Do this:
In the entries below, find every line holding the string "黄海海战" and collect it.

Material for this exercise:
□ □ □
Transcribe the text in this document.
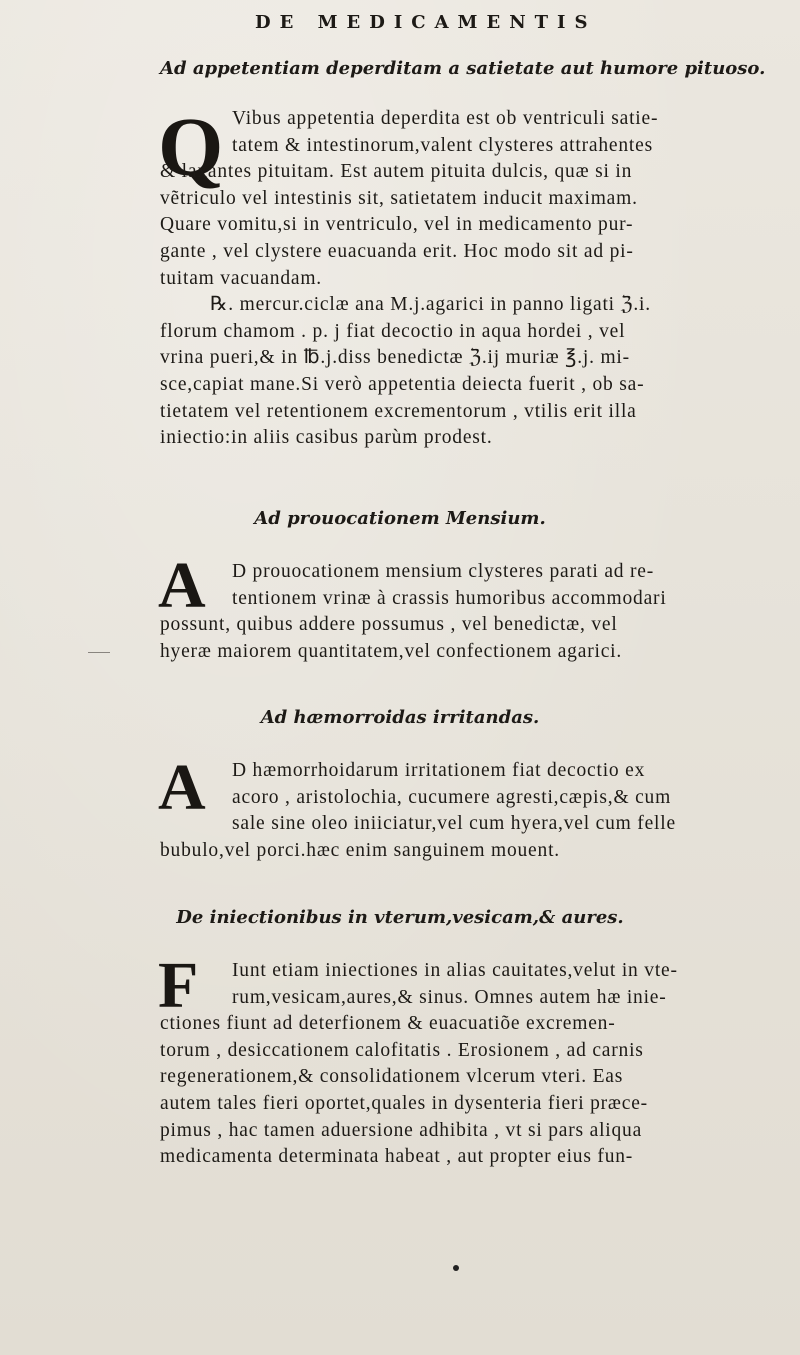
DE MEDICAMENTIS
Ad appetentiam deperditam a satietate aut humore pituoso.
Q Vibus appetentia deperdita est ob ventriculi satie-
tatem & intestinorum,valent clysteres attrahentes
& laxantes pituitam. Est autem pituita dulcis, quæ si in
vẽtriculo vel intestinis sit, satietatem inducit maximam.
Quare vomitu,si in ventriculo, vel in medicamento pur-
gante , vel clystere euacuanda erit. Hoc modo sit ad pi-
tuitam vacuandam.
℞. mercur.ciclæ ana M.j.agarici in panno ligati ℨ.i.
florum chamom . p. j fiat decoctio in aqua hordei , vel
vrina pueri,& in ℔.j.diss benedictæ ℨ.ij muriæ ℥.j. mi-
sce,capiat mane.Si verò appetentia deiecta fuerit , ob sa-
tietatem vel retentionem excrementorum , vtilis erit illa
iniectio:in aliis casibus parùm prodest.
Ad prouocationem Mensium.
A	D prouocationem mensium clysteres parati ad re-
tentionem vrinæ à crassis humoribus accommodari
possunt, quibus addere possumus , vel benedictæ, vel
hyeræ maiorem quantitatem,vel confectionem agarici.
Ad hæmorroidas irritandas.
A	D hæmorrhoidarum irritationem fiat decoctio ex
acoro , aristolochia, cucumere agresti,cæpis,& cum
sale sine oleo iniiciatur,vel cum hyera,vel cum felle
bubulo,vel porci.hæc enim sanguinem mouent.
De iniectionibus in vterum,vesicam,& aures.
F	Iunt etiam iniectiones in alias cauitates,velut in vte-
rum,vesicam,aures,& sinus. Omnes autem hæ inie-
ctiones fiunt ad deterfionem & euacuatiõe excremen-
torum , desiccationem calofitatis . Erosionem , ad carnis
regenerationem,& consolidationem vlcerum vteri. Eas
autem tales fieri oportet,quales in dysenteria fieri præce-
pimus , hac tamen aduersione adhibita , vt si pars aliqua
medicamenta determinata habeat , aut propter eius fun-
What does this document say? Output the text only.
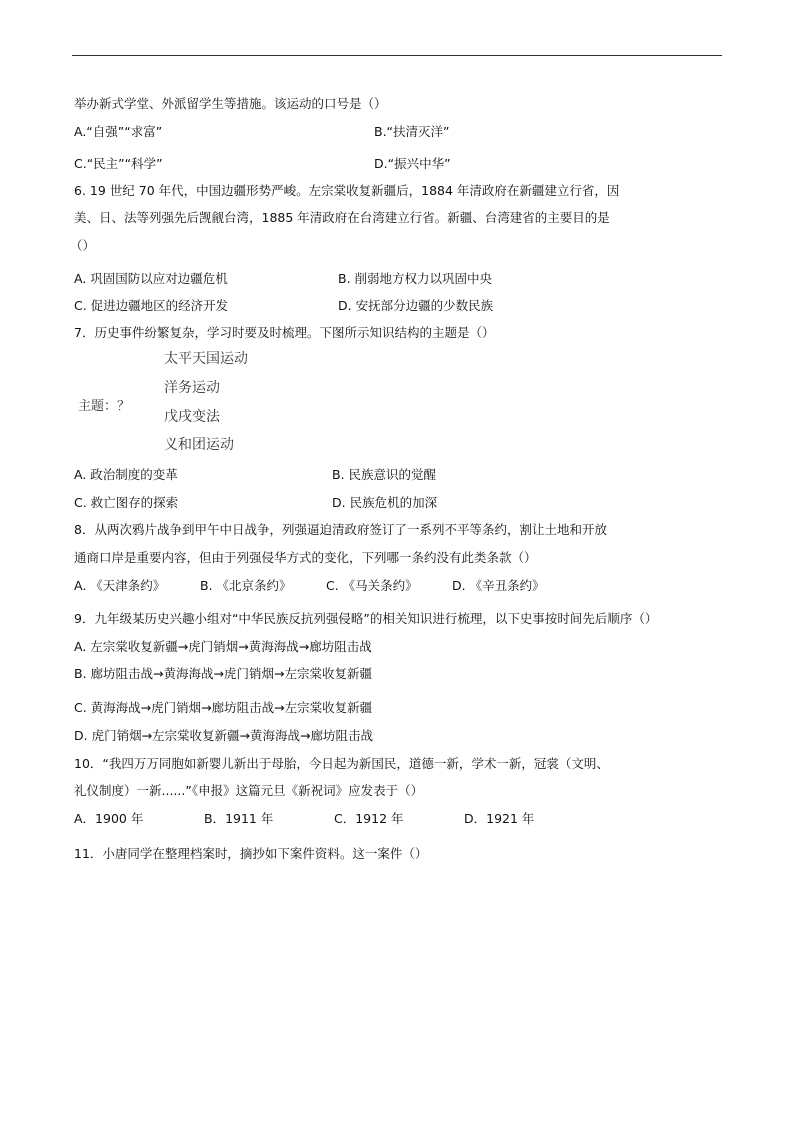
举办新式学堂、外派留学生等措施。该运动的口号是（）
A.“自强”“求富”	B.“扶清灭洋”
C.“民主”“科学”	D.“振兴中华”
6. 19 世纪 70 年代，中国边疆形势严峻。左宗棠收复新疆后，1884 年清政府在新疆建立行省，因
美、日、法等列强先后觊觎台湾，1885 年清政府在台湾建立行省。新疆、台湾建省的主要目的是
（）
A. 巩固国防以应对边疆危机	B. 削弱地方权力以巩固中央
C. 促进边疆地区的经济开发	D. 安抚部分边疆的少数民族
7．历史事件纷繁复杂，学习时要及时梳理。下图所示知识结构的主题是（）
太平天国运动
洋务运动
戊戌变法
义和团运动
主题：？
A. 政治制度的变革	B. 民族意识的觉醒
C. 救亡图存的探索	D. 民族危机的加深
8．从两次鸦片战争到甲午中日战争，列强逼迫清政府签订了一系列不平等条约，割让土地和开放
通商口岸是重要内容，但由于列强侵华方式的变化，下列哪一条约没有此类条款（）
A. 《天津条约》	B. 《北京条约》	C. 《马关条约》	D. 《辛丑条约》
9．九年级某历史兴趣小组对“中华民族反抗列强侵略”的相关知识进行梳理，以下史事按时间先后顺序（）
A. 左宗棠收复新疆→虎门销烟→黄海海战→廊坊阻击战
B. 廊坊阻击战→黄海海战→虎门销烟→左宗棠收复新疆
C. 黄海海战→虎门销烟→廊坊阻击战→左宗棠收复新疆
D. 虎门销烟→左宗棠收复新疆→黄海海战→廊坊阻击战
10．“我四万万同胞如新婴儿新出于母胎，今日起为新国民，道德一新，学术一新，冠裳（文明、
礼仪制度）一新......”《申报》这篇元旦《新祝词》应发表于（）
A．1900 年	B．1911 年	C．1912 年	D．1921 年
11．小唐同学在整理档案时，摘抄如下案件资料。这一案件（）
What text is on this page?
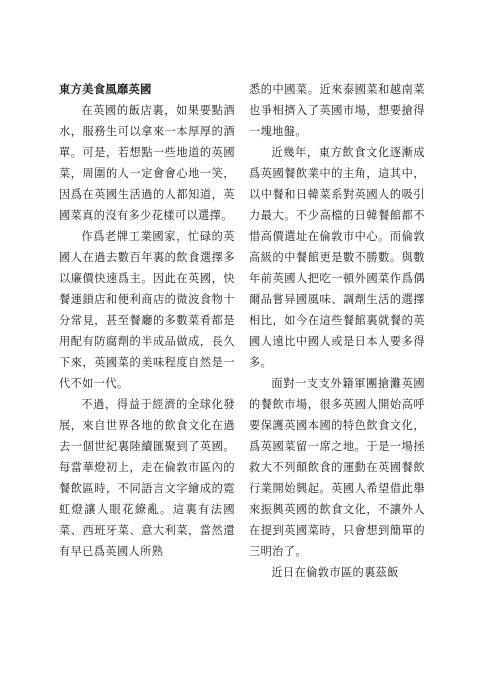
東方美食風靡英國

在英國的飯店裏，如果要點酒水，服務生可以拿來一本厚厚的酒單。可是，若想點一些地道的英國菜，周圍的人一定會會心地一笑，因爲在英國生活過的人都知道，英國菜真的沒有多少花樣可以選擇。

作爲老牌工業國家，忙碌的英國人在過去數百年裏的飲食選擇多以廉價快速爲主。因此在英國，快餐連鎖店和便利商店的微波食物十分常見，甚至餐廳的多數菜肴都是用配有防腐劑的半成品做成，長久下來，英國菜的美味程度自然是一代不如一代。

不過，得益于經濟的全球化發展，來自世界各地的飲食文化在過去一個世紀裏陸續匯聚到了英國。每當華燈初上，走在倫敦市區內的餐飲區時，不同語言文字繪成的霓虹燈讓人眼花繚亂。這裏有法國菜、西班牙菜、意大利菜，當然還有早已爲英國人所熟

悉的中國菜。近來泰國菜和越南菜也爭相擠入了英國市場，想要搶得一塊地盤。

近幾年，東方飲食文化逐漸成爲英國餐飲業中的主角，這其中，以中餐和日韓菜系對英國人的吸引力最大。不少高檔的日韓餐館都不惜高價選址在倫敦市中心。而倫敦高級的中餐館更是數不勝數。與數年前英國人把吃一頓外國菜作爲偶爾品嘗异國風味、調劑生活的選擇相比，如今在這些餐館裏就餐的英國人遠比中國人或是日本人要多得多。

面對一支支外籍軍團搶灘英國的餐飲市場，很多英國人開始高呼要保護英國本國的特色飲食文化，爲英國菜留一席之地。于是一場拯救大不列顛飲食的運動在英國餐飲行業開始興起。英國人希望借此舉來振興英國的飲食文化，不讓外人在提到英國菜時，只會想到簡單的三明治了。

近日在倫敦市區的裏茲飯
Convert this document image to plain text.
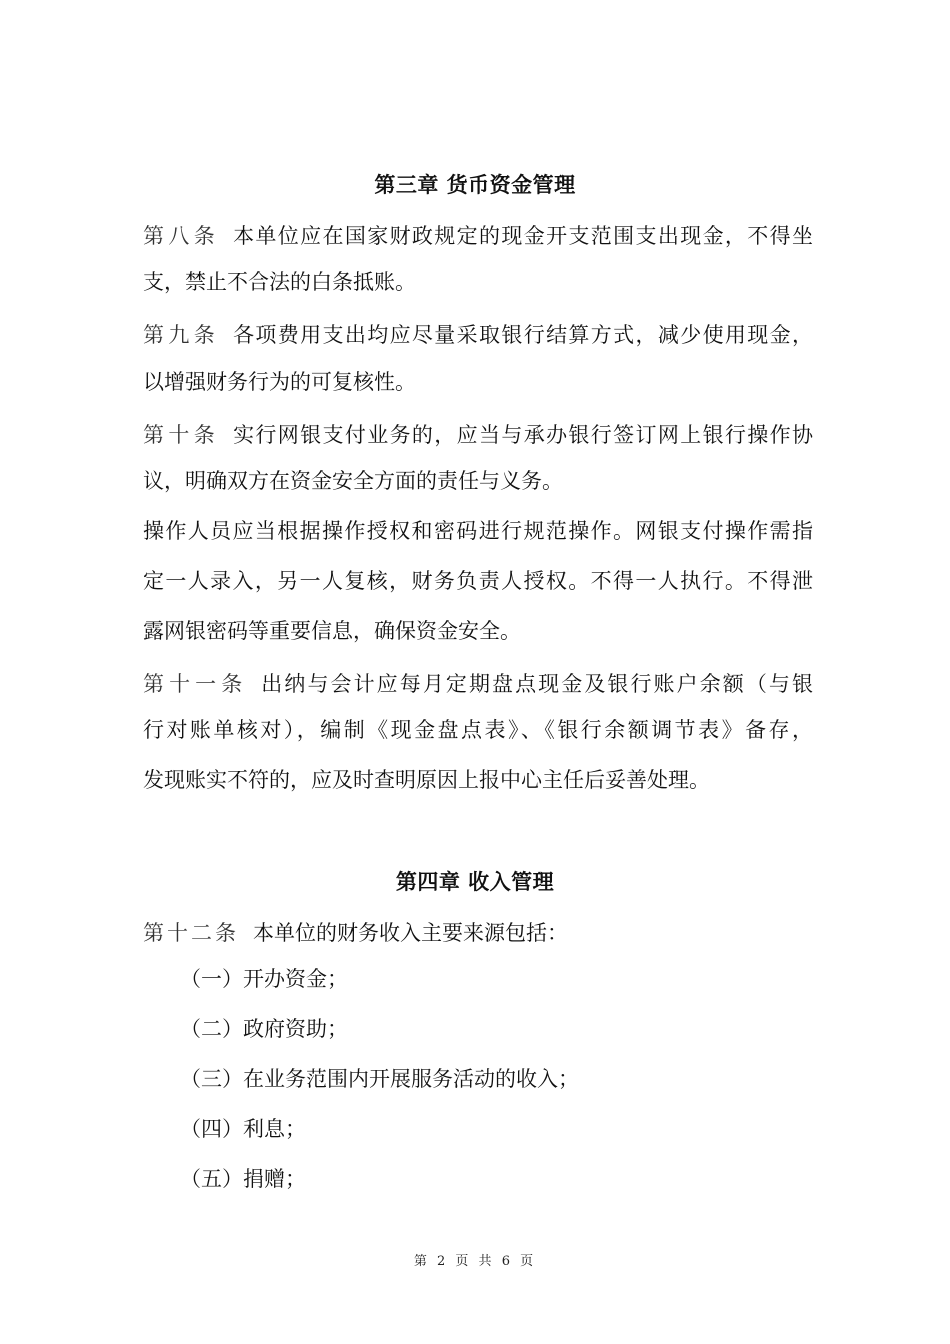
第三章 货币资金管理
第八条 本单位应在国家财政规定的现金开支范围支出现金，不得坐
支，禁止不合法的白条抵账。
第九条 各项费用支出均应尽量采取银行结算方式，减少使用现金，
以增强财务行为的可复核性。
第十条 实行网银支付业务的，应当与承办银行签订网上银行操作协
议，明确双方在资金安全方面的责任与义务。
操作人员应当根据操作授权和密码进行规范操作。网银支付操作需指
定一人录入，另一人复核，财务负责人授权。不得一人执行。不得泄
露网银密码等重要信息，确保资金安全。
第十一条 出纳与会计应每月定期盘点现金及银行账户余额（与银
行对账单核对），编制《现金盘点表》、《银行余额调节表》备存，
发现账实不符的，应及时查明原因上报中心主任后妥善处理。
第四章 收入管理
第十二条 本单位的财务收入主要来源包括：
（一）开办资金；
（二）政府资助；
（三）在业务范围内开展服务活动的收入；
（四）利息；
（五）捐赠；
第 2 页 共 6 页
□ □ □
Task answer:
A. 左宗棠收复新疆→虎门销烟→黄海海战→廊坊阻击战
B. 廊坊阻击战→黄海海战→虎门销烟→左宗棠收复新疆
C. 黄海海战→虎门销烟→廊坊阻击战→左宗棠收复新疆
D. 虎门销烟→左宗棠收复新疆→黄海海战→廊坊阻击战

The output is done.